▶ STATED PROBLEM: Each line that follows is to be retyped exactly.

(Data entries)
_ _ _ _
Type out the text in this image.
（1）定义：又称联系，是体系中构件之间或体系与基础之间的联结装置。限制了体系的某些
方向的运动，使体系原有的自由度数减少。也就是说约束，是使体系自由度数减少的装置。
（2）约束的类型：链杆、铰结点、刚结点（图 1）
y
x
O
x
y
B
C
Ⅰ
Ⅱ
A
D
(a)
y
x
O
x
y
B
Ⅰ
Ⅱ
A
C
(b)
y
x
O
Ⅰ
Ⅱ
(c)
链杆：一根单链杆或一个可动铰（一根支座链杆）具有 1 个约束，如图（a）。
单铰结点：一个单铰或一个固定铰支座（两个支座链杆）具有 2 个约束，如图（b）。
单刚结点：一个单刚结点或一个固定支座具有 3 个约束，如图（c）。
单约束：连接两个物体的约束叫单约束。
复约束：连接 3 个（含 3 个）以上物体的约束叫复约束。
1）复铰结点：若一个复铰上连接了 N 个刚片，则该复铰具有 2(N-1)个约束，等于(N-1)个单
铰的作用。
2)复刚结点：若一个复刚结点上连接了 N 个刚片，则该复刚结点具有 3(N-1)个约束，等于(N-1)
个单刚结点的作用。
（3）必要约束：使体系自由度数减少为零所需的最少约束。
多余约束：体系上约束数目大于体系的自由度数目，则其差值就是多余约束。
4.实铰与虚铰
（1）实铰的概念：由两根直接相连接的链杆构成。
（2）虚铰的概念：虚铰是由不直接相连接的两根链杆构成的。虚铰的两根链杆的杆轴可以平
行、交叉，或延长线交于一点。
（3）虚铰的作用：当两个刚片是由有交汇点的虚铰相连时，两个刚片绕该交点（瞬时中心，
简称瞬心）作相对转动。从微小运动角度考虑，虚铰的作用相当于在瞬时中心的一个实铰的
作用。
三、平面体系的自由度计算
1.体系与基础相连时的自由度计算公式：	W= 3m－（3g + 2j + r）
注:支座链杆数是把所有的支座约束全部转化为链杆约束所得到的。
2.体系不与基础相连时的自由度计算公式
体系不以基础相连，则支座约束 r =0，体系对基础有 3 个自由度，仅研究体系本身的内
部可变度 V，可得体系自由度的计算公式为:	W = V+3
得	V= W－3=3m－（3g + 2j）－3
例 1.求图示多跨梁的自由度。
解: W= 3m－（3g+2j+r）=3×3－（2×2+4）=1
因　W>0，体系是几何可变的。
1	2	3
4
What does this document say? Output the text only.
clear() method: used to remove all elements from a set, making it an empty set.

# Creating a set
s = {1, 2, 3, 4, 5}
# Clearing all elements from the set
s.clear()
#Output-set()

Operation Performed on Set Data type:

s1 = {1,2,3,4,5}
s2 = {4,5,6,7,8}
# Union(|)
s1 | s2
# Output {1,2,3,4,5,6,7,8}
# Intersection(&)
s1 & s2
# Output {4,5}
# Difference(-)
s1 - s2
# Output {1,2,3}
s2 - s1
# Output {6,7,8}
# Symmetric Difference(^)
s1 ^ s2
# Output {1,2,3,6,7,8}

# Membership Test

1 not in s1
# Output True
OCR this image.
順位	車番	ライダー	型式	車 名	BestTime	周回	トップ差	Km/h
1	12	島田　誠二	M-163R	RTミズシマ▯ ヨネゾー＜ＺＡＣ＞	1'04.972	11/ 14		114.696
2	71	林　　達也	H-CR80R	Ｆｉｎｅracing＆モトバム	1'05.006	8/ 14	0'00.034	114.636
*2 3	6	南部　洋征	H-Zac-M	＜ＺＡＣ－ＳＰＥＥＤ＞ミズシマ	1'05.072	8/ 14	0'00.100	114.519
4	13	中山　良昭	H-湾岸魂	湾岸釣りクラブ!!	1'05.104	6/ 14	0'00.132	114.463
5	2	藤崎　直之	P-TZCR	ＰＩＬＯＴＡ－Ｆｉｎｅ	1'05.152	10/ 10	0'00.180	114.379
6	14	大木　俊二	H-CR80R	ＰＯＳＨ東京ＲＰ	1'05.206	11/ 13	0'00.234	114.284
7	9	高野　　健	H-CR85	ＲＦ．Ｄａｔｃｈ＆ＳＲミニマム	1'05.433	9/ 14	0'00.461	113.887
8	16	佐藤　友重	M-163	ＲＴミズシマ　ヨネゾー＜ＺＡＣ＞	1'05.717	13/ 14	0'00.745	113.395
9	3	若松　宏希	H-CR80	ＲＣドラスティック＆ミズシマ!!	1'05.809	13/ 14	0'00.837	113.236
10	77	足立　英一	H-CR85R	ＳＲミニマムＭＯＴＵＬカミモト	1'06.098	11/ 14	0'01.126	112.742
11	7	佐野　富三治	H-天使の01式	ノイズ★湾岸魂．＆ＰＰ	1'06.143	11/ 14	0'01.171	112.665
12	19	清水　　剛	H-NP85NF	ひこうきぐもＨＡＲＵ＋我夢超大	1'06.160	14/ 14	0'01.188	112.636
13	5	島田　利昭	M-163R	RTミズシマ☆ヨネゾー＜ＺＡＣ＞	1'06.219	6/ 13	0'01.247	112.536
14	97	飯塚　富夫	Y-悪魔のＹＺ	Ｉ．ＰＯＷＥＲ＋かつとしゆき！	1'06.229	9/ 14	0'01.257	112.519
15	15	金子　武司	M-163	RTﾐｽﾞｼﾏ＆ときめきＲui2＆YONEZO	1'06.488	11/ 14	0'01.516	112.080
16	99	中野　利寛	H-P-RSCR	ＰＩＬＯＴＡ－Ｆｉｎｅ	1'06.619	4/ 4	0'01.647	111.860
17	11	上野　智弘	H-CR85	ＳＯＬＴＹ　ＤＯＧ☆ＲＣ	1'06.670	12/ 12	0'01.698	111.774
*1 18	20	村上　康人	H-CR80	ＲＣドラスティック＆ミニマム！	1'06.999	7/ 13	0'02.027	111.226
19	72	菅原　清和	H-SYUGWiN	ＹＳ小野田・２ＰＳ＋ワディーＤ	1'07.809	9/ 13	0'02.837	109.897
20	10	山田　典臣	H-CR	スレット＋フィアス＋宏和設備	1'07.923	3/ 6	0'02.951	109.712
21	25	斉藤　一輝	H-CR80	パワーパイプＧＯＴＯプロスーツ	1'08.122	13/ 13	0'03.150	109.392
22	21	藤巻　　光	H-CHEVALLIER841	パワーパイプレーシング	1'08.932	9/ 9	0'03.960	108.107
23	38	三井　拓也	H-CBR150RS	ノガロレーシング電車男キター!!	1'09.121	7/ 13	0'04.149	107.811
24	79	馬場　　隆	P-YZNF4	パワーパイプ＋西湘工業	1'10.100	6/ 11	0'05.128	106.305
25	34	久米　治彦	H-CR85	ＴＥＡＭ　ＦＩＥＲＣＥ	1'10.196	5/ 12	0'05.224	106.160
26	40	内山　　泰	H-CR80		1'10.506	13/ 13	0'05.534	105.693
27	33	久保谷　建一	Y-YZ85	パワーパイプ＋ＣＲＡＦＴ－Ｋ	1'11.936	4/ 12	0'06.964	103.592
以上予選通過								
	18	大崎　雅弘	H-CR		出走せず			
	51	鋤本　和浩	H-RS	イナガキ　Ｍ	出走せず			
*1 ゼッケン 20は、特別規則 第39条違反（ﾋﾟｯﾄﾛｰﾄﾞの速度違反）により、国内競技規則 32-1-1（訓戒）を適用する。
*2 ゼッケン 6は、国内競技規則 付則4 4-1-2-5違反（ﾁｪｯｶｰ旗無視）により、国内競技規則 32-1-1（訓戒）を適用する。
_ _ _ _
▶ SOLUTION BELOW:
Type out the text in this image.
（1）定义：又称联系，是体系中构件之间或体系与基础之间的联结装置。限制了体系的某些
方向的运动，使体系原有的自由度数减少。也就是说约束，是使体系自由度数减少的装置。
（2）约束的类型：链杆、铰结点、刚结点（图 1）
y
x
O
x
y
B
C
Ⅰ
Ⅱ
A
D
(a)
y
x
O
x
y
B
Ⅰ
Ⅱ
A
C
(b)
y
x
O
Ⅰ
Ⅱ
(c)
链杆：一根单链杆或一个可动铰（一根支座链杆）具有 1 个约束，如图（a）。
单铰结点：一个单铰或一个固定铰支座（两个支座链杆）具有 2 个约束，如图（b）。
单刚结点：一个单刚结点或一个固定支座具有 3 个约束，如图（c）。
单约束：连接两个物体的约束叫单约束。
复约束：连接 3 个（含 3 个）以上物体的约束叫复约束。
1）复铰结点：若一个复铰上连接了 N 个刚片，则该复铰具有 2(N-1)个约束，等于(N-1)个单
铰的作用。
2)复刚结点：若一个复刚结点上连接了 N 个刚片，则该复刚结点具有 3(N-1)个约束，等于(N-1)
个单刚结点的作用。
（3）必要约束：使体系自由度数减少为零所需的最少约束。
多余约束：体系上约束数目大于体系的自由度数目，则其差值就是多余约束。
4.实铰与虚铰
（1）实铰的概念：由两根直接相连接的链杆构成。
（2）虚铰的概念：虚铰是由不直接相连接的两根链杆构成的。虚铰的两根链杆的杆轴可以平
行、交叉，或延长线交于一点。
（3）虚铰的作用：当两个刚片是由有交汇点的虚铰相连时，两个刚片绕该交点（瞬时中心，
简称瞬心）作相对转动。从微小运动角度考虑，虚铰的作用相当于在瞬时中心的一个实铰的
作用。
三、平面体系的自由度计算
1.体系与基础相连时的自由度计算公式：	W= 3m－（3g + 2j + r）
注:支座链杆数是把所有的支座约束全部转化为链杆约束所得到的。
2.体系不与基础相连时的自由度计算公式
体系不以基础相连，则支座约束 r =0，体系对基础有 3 个自由度，仅研究体系本身的内
部可变度 V，可得体系自由度的计算公式为:	W = V+3
得	V= W－3=3m－（3g + 2j）－3
例 1.求图示多跨梁的自由度。
解: W= 3m－（3g+2j+r）=3×3－（2×2+4）=1
因　W>0，体系是几何可变的。
1	2	3
4
What does this document say? Output the text only.
clear() method: used to remove all elements from a set, making it an empty set.

# Creating a set
s = {1, 2, 3, 4, 5}
# Clearing all elements from the set
s.clear()
#Output-set()

Operation Performed on Set Data type:

s1 = {1,2,3,4,5}
s2 = {4,5,6,7,8}
# Union(|)
s1 | s2
# Output {1,2,3,4,5,6,7,8}
# Intersection(&)
s1 & s2
# Output {4,5}
# Difference(-)
s1 - s2
# Output {1,2,3}
s2 - s1
# Output {6,7,8}
# Symmetric Difference(^)
s1 ^ s2
# Output {1,2,3,6,7,8}

# Membership Test

1 not in s1
# Output True
OCR this image.
順位	車番	ライダー	型式	車 名	BestTime	周回	トップ差	Km/h
1	12	島田　誠二	M-163R	RTミズシマ▯ ヨネゾー＜ＺＡＣ＞	1'04.972	11/ 14		114.696
2	71	林　　達也	H-CR80R	Ｆｉｎｅracing＆モトバム	1'05.006	8/ 14	0'00.034	114.636
*2 3	6	南部　洋征	H-Zac-M	＜ＺＡＣ－ＳＰＥＥＤ＞ミズシマ	1'05.072	8/ 14	0'00.100	114.519
4	13	中山　良昭	H-湾岸魂	湾岸釣りクラブ!!	1'05.104	6/ 14	0'00.132	114.463
5	2	藤崎　直之	P-TZCR	ＰＩＬＯＴＡ－Ｆｉｎｅ	1'05.152	10/ 10	0'00.180	114.379
6	14	大木　俊二	H-CR80R	ＰＯＳＨ東京ＲＰ	1'05.206	11/ 13	0'00.234	114.284
7	9	高野　　健	H-CR85	ＲＦ．Ｄａｔｃｈ＆ＳＲミニマム	1'05.433	9/ 14	0'00.461	113.887
8	16	佐藤　友重	M-163	ＲＴミズシマ　ヨネゾー＜ＺＡＣ＞	1'05.717	13/ 14	0'00.745	113.395
9	3	若松　宏希	H-CR80	ＲＣドラスティック＆ミズシマ!!	1'05.809	13/ 14	0'00.837	113.236
10	77	足立　英一	H-CR85R	ＳＲミニマムＭＯＴＵＬカミモト	1'06.098	11/ 14	0'01.126	112.742
11	7	佐野　富三治	H-天使の01式	ノイズ★湾岸魂．＆ＰＰ	1'06.143	11/ 14	0'01.171	112.665
12	19	清水　　剛	H-NP85NF	ひこうきぐもＨＡＲＵ＋我夢超大	1'06.160	14/ 14	0'01.188	112.636
13	5	島田　利昭	M-163R	RTミズシマ☆ヨネゾー＜ＺＡＣ＞	1'06.219	6/ 13	0'01.247	112.536
14	97	飯塚　富夫	Y-悪魔のＹＺ	Ｉ．ＰＯＷＥＲ＋かつとしゆき！	1'06.229	9/ 14	0'01.257	112.519
15	15	金子　武司	M-163	RTﾐｽﾞｼﾏ＆ときめきＲui2＆YONEZO	1'06.488	11/ 14	0'01.516	112.080
16	99	中野　利寛	H-P-RSCR	ＰＩＬＯＴＡ－Ｆｉｎｅ	1'06.619	4/ 4	0'01.647	111.860
17	11	上野　智弘	H-CR85	ＳＯＬＴＹ　ＤＯＧ☆ＲＣ	1'06.670	12/ 12	0'01.698	111.774
*1 18	20	村上　康人	H-CR80	ＲＣドラスティック＆ミニマム！	1'06.999	7/ 13	0'02.027	111.226
19	72	菅原　清和	H-SYUGWiN	ＹＳ小野田・２ＰＳ＋ワディーＤ	1'07.809	9/ 13	0'02.837	109.897
20	10	山田　典臣	H-CR	スレット＋フィアス＋宏和設備	1'07.923	3/ 6	0'02.951	109.712
21	25	斉藤　一輝	H-CR80	パワーパイプＧＯＴＯプロスーツ	1'08.122	13/ 13	0'03.150	109.392
22	21	藤巻　　光	H-CHEVALLIER841	パワーパイプレーシング	1'08.932	9/ 9	0'03.960	108.107
23	38	三井　拓也	H-CBR150RS	ノガロレーシング電車男キター!!	1'09.121	7/ 13	0'04.149	107.811
24	79	馬場　　隆	P-YZNF4	パワーパイプ＋西湘工業	1'10.100	6/ 11	0'05.128	106.305
25	34	久米　治彦	H-CR85	ＴＥＡＭ　ＦＩＥＲＣＥ	1'10.196	5/ 12	0'05.224	106.160
26	40	内山　　泰	H-CR80		1'10.506	13/ 13	0'05.534	105.693
27	33	久保谷　建一	Y-YZ85	パワーパイプ＋ＣＲＡＦＴ－Ｋ	1'11.936	4/ 12	0'06.964	103.592
以上予選通過								
	18	大崎　雅弘	H-CR		出走せず			
	51	鋤本　和浩	H-RS	イナガキ　Ｍ	出走せず			
*1 ゼッケン 20は、特別規則 第39条違反（ﾋﾟｯﾄﾛｰﾄﾞの速度違反）により、国内競技規則 32-1-1（訓戒）を適用する。
*2 ゼッケン 6は、国内競技規則 付則4 4-1-2-5違反（ﾁｪｯｶｰ旗無視）により、国内競技規則 32-1-1（訓戒）を適用する。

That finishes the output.